### WHAT TO PRODUCE
State the number of lines below in which the word "data" appears. Nothing else belongs in the answer.

** BEGIN SOURCE RECORDS **

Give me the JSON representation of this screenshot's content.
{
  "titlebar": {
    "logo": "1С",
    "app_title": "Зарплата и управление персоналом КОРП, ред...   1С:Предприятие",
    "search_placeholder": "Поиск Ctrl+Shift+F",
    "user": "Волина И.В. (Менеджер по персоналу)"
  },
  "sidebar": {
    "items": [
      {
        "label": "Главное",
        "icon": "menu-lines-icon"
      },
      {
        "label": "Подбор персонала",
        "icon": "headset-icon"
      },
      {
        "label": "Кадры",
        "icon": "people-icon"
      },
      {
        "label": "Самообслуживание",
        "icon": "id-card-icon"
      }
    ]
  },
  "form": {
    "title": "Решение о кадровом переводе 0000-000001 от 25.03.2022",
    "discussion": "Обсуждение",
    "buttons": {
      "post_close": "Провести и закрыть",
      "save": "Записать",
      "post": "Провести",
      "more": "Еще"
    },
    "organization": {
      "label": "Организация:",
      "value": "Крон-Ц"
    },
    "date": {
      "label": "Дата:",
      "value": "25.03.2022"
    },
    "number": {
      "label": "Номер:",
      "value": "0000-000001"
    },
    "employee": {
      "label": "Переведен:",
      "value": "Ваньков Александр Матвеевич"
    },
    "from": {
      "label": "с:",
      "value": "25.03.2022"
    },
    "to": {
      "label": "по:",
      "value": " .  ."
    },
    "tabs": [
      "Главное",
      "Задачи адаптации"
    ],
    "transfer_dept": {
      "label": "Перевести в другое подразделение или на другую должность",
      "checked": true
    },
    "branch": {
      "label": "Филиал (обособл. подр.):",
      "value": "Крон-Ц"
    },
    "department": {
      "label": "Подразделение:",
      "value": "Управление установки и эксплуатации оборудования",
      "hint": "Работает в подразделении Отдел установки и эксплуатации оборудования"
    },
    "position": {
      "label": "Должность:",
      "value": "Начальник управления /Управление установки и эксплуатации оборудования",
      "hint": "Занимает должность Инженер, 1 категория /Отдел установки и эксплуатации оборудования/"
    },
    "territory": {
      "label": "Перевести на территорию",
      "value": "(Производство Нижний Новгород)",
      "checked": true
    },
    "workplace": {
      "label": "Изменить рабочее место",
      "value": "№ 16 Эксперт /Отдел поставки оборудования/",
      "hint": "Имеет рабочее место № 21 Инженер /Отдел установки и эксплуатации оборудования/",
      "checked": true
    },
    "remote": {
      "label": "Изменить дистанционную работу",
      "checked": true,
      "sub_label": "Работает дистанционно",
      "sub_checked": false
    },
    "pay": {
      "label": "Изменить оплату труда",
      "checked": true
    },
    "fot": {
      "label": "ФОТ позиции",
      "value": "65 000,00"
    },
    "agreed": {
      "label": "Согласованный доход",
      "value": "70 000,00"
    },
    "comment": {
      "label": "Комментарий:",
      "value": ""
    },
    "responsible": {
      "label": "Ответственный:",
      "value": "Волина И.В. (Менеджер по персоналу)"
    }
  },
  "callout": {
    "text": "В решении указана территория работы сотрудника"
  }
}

** END SOURCE RECORDS **
** BEGIN SOURCE RECORDS **

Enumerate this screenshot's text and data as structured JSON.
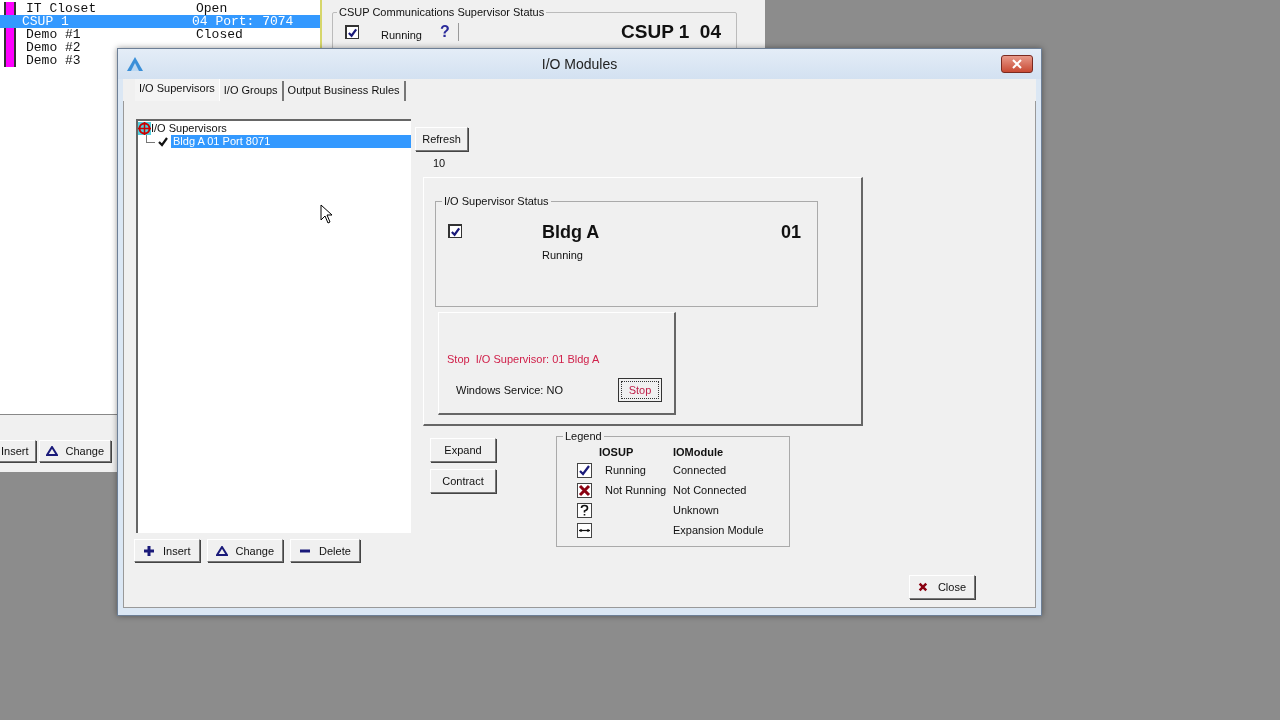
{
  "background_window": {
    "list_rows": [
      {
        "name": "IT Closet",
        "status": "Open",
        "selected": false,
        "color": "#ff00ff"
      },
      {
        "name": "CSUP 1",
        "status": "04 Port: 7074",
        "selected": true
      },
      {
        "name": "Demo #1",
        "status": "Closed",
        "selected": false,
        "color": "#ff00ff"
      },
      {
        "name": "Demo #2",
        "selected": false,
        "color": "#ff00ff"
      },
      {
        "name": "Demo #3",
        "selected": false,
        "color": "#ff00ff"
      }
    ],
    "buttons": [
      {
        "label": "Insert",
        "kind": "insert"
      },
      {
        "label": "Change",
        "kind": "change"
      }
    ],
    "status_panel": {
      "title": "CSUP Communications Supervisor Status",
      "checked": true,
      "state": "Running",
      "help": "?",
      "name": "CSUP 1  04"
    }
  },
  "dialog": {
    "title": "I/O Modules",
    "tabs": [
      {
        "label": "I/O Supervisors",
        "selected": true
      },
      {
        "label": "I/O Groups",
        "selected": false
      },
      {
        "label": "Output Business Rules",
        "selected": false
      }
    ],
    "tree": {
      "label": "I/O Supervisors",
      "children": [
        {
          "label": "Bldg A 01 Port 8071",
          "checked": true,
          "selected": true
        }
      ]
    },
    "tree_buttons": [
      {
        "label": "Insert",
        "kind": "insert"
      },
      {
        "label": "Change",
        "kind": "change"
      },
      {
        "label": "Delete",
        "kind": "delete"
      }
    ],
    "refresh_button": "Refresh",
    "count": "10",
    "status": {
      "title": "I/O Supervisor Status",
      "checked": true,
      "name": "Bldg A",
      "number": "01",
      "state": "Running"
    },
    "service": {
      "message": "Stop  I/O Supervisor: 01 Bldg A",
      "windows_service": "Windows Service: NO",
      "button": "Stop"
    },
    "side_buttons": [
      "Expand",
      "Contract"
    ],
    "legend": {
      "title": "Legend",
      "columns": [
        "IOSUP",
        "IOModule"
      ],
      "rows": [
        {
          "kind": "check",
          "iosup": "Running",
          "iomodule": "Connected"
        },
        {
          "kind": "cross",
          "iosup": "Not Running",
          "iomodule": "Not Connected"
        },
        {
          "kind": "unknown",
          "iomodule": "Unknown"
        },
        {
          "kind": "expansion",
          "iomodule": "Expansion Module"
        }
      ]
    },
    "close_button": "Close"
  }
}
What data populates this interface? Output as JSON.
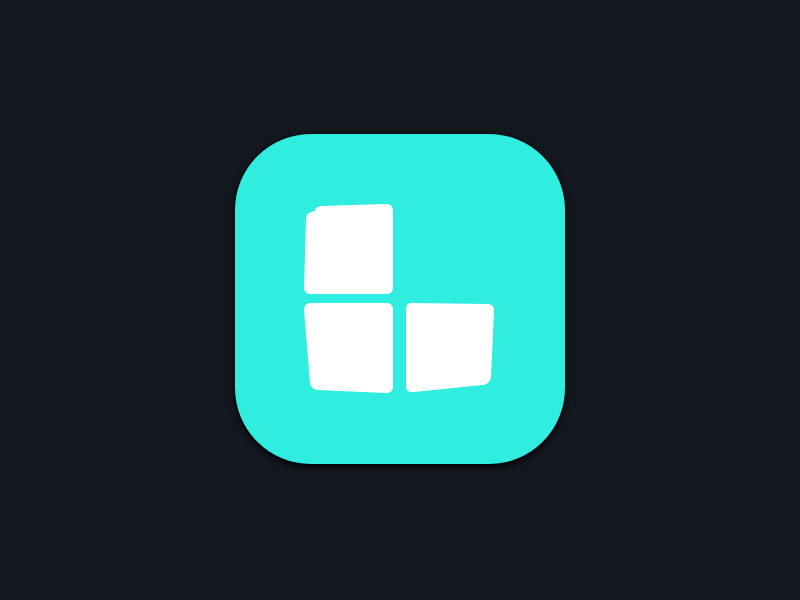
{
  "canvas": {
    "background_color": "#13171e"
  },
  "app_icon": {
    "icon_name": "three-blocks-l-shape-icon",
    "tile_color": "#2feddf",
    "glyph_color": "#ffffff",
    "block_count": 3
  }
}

** END SOURCE RECORDS **

### OUTPUT FOR THIS EXERCISE
2